(Instruction):
Below is a block of records. Copy every line in it that contains the word "StatusMessage".

(Task material):
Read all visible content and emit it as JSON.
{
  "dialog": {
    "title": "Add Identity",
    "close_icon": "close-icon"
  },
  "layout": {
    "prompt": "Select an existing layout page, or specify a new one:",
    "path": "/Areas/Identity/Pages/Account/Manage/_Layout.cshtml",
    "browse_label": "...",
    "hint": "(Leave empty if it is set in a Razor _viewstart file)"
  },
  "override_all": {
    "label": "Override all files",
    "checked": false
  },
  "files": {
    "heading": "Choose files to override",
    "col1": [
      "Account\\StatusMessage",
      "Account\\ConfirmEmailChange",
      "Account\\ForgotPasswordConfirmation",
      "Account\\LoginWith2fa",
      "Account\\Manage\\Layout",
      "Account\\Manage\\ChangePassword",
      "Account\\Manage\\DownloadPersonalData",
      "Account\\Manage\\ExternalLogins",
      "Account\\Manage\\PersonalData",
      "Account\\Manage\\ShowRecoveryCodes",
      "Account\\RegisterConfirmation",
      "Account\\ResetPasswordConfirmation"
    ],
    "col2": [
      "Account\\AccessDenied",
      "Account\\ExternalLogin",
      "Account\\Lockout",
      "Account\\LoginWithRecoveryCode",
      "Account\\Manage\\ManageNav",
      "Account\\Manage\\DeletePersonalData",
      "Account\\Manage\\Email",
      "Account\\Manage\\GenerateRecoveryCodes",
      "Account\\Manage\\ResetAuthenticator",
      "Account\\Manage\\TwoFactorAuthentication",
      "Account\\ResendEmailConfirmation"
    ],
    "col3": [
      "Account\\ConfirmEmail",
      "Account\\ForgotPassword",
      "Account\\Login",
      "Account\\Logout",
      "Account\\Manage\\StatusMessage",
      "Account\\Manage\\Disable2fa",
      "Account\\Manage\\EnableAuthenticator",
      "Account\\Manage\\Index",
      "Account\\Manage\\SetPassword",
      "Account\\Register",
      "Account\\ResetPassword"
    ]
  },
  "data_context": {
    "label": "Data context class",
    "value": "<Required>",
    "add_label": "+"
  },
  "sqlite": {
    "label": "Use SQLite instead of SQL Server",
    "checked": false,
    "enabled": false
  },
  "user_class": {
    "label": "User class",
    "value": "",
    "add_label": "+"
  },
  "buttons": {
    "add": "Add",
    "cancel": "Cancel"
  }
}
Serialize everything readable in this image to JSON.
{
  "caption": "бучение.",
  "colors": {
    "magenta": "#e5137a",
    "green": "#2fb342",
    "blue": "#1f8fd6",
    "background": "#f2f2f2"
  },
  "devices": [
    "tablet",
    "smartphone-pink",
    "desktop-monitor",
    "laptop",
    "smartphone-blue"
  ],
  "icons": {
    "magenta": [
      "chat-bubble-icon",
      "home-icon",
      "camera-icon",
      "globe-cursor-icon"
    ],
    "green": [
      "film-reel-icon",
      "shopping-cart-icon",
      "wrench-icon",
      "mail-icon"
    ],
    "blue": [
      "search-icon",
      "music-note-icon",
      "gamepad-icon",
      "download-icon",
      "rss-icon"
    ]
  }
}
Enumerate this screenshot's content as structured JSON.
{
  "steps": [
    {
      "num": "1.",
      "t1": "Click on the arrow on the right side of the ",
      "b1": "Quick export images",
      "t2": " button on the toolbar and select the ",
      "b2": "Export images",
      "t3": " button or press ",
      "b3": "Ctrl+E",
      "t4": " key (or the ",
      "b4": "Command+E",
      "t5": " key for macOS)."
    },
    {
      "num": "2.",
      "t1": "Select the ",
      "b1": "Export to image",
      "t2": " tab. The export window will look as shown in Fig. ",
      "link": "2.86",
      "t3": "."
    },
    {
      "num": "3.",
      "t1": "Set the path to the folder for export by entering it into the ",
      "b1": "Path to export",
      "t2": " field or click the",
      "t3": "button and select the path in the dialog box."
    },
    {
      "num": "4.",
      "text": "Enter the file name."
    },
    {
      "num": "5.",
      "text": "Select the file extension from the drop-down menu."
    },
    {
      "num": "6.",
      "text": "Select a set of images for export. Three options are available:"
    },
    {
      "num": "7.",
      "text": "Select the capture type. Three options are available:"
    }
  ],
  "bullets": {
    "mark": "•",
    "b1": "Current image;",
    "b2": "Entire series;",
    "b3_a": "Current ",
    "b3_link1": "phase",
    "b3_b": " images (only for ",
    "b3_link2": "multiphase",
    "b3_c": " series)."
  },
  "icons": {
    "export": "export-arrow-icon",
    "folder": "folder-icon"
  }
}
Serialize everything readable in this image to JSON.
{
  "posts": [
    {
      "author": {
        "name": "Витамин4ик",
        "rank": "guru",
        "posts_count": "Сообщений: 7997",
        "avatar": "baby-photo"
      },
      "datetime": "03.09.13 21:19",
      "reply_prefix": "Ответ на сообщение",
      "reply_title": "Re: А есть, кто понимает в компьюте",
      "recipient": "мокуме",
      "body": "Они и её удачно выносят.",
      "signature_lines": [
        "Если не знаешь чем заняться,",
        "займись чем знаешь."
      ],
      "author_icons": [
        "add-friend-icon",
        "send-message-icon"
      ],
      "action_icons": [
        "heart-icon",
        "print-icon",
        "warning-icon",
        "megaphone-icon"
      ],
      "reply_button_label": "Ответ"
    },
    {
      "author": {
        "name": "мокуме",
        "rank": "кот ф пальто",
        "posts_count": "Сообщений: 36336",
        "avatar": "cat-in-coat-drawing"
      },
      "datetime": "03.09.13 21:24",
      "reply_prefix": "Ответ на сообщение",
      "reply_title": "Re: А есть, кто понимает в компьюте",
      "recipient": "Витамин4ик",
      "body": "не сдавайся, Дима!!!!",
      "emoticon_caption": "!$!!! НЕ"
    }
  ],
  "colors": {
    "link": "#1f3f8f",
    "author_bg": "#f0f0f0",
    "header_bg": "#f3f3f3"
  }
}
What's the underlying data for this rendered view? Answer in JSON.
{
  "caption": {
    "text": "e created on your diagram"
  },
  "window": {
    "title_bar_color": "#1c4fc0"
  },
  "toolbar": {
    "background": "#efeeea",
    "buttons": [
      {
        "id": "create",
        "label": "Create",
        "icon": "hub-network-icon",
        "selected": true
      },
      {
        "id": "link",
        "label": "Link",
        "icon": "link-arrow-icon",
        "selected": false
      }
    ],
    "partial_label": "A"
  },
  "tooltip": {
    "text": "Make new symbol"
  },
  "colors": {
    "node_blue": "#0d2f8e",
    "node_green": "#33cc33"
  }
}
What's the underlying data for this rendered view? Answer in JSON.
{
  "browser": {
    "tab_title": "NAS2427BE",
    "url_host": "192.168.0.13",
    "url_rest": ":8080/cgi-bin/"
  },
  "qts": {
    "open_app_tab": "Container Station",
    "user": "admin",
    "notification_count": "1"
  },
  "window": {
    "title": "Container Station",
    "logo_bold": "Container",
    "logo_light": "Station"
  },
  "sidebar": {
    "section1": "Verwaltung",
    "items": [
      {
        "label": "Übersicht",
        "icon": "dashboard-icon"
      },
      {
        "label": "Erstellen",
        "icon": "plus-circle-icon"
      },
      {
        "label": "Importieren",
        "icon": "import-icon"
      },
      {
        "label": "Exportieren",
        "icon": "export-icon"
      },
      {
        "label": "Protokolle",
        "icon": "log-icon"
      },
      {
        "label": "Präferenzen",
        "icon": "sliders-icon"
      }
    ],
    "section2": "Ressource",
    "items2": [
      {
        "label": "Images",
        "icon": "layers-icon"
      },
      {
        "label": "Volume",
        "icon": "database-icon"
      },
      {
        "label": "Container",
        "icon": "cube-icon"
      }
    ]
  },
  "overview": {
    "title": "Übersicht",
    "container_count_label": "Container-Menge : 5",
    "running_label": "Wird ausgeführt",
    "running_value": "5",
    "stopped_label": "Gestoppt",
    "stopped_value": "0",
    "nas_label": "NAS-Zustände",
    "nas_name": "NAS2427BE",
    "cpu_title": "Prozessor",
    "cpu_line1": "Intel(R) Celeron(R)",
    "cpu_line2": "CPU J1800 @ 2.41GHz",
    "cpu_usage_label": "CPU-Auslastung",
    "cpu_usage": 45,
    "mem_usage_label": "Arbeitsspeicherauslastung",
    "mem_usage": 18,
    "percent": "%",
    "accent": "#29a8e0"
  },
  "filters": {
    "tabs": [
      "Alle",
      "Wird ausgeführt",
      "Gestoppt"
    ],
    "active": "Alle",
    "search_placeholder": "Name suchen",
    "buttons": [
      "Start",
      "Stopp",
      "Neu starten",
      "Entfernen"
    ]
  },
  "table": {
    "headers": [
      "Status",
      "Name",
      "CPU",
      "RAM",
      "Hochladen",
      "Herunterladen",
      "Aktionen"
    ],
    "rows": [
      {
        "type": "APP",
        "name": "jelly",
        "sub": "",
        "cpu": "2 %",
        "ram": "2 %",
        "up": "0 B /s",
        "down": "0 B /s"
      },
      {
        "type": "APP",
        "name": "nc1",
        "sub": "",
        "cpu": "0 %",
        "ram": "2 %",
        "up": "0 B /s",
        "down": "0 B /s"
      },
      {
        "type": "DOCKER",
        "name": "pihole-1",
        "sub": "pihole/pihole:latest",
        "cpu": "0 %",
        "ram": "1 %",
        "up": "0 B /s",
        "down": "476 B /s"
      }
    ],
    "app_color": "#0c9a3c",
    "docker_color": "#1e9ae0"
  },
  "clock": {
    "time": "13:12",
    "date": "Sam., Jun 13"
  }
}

(Task response):
      "Account\\StatusMessage",
      "Account\\Manage\\StatusMessage",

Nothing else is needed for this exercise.